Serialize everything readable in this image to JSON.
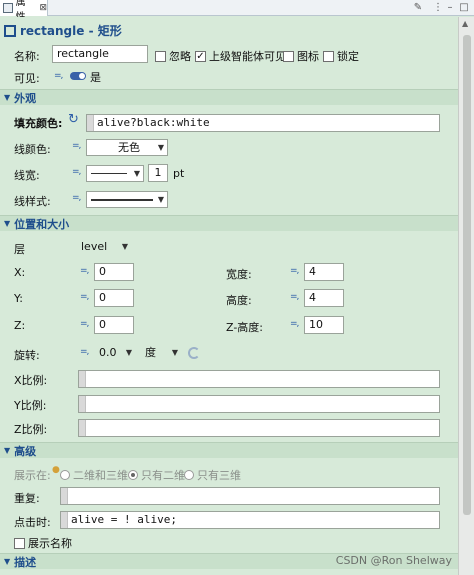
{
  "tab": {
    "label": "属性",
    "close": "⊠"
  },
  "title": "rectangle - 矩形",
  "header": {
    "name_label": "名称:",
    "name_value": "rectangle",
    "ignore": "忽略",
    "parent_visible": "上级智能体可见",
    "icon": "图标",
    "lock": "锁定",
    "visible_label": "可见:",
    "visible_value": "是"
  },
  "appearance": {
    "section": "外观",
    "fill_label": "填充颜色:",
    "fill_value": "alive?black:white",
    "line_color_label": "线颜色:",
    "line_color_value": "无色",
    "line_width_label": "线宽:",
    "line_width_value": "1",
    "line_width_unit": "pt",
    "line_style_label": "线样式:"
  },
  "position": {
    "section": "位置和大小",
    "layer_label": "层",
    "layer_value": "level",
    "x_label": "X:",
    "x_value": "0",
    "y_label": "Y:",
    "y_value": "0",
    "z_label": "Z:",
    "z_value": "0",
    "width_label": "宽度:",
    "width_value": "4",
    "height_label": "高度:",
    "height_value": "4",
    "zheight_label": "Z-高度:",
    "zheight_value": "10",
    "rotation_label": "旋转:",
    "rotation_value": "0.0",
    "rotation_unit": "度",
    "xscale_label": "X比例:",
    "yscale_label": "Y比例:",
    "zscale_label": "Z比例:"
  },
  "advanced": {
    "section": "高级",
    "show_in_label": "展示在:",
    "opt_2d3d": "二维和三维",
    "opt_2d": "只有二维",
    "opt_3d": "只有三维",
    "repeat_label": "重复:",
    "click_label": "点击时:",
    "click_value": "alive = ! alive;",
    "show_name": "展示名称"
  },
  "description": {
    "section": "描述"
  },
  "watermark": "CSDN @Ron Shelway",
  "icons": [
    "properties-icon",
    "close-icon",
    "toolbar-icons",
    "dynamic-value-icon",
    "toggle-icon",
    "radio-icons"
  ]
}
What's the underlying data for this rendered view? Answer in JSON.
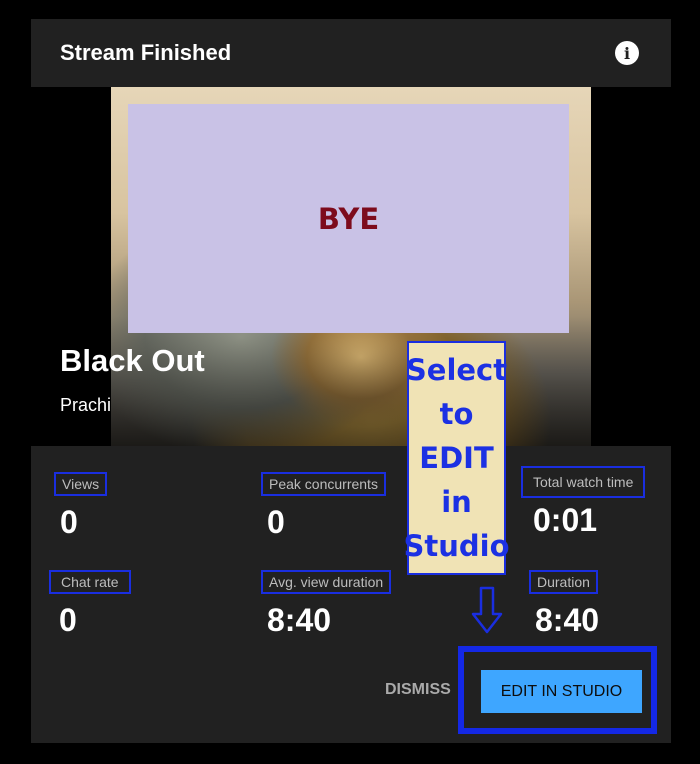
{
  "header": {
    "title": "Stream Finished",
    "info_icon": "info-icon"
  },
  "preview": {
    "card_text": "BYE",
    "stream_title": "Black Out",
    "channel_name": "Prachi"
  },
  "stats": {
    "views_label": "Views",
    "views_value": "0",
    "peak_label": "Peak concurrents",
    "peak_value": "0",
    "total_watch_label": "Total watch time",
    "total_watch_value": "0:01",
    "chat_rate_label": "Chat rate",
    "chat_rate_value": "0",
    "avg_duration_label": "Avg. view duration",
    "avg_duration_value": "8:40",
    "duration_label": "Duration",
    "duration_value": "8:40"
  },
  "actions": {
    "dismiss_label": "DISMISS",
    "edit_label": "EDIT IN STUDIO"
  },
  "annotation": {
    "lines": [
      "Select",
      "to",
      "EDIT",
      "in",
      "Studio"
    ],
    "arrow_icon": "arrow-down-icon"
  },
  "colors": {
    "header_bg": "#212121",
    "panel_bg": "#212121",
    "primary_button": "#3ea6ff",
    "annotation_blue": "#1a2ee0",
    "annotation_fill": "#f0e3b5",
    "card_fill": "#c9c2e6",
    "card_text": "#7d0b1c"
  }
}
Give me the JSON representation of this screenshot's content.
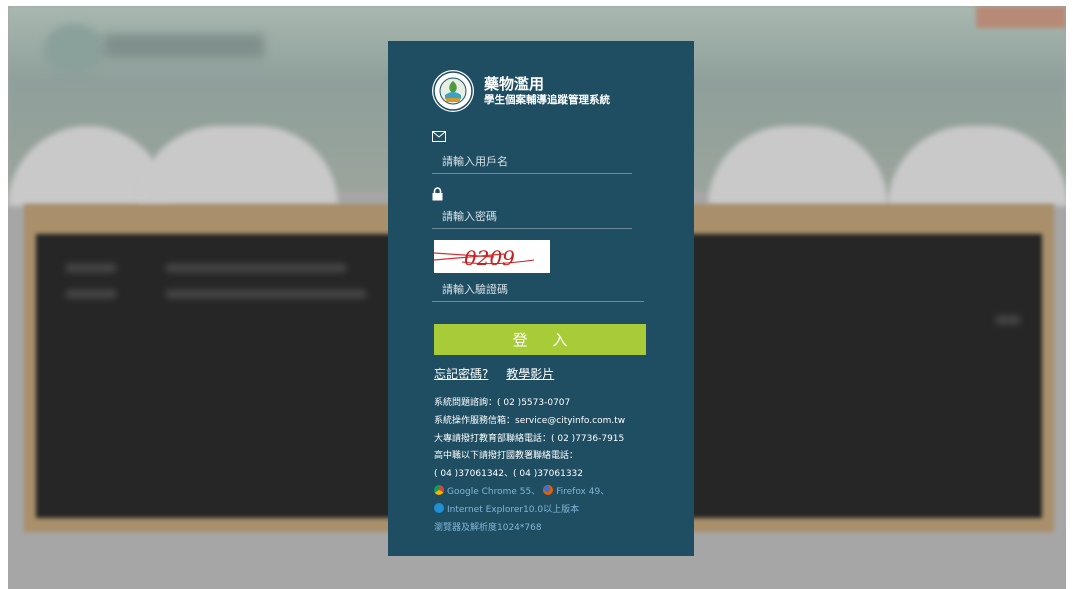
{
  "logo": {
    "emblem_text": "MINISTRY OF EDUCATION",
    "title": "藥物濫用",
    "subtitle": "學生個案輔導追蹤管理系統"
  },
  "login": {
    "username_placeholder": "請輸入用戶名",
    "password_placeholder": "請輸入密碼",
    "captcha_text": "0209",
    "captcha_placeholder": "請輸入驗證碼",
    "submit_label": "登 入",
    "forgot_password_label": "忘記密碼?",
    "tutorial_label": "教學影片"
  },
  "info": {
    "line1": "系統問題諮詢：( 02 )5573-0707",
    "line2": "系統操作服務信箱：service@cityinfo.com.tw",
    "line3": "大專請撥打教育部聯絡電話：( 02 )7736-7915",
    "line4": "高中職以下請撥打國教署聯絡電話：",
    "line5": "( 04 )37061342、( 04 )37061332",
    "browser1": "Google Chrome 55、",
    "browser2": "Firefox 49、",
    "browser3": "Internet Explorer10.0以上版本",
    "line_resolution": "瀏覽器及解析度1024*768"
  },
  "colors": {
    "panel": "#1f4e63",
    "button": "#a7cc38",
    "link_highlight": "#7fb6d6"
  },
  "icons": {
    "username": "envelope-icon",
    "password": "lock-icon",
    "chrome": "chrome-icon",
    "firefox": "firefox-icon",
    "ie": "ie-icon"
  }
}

# Given instruction
Report only the count of lines that include the string "alive".

# Final answer
2